| DIRECTIONS FOR THIS TASK |
Your output must consist solely of the lines from the one containing "OCR this image." through the end of the records, reproduced exactly.

-- start --

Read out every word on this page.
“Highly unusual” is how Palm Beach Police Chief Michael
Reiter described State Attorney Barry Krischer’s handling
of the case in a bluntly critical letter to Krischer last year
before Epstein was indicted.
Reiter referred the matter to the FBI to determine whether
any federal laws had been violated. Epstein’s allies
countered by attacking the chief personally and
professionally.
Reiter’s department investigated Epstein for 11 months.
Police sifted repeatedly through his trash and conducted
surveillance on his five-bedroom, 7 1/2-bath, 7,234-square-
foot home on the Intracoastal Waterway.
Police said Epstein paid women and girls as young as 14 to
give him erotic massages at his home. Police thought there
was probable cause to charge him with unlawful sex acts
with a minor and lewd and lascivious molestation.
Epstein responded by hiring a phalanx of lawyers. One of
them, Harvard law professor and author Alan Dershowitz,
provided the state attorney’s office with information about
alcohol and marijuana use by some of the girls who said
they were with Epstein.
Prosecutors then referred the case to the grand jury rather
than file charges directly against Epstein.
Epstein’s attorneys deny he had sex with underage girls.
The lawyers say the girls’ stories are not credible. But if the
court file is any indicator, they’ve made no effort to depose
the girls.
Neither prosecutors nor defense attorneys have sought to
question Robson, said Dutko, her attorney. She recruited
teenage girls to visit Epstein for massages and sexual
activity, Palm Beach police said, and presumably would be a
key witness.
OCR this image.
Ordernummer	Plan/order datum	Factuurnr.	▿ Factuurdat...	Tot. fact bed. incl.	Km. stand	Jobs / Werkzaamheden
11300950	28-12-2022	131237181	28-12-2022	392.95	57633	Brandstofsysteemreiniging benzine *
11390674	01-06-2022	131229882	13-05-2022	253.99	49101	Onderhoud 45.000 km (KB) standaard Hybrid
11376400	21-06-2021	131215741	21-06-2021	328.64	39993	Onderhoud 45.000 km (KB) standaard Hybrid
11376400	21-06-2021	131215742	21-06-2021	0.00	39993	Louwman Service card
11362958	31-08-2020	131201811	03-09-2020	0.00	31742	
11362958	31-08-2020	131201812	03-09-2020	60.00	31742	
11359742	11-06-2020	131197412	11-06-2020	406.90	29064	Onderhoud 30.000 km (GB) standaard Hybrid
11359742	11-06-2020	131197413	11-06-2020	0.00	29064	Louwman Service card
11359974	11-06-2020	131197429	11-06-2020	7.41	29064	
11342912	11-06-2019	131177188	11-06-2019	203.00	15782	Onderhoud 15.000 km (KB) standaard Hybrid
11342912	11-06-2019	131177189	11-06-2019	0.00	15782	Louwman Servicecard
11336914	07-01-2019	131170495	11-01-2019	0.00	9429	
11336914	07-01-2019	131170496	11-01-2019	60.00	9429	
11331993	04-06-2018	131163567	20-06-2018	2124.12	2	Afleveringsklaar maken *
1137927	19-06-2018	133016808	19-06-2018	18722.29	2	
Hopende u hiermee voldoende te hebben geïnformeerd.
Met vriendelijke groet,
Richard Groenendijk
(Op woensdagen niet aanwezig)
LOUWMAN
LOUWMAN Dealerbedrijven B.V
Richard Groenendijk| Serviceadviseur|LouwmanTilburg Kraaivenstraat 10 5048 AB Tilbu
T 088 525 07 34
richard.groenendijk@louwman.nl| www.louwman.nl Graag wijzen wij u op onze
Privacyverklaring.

-- end --

| EXERCISE RESPONSE |
OCR this image.
Ordernummer	Plan/order datum	Factuurnr.	▿ Factuurdat...	Tot. fact bed. incl.	Km. stand	Jobs / Werkzaamheden
11300950	28-12-2022	131237181	28-12-2022	392.95	57633	Brandstofsysteemreiniging benzine *
11390674	01-06-2022	131229882	13-05-2022	253.99	49101	Onderhoud 45.000 km (KB) standaard Hybrid
11376400	21-06-2021	131215741	21-06-2021	328.64	39993	Onderhoud 45.000 km (KB) standaard Hybrid
11376400	21-06-2021	131215742	21-06-2021	0.00	39993	Louwman Service card
11362958	31-08-2020	131201811	03-09-2020	0.00	31742	
11362958	31-08-2020	131201812	03-09-2020	60.00	31742	
11359742	11-06-2020	131197412	11-06-2020	406.90	29064	Onderhoud 30.000 km (GB) standaard Hybrid
11359742	11-06-2020	131197413	11-06-2020	0.00	29064	Louwman Service card
11359974	11-06-2020	131197429	11-06-2020	7.41	29064	
11342912	11-06-2019	131177188	11-06-2019	203.00	15782	Onderhoud 15.000 km (KB) standaard Hybrid
11342912	11-06-2019	131177189	11-06-2019	0.00	15782	Louwman Servicecard
11336914	07-01-2019	131170495	11-01-2019	0.00	9429	
11336914	07-01-2019	131170496	11-01-2019	60.00	9429	
11331993	04-06-2018	131163567	20-06-2018	2124.12	2	Afleveringsklaar maken *
1137927	19-06-2018	133016808	19-06-2018	18722.29	2	
Hopende u hiermee voldoende te hebben geïnformeerd.
Met vriendelijke groet,
Richard Groenendijk
(Op woensdagen niet aanwezig)
LOUWMAN
LOUWMAN Dealerbedrijven B.V
Richard Groenendijk| Serviceadviseur|LouwmanTilburg Kraaivenstraat 10 5048 AB Tilbu
T 088 525 07 34
richard.groenendijk@louwman.nl| www.louwman.nl Graag wijzen wij u op onze
Privacyverklaring.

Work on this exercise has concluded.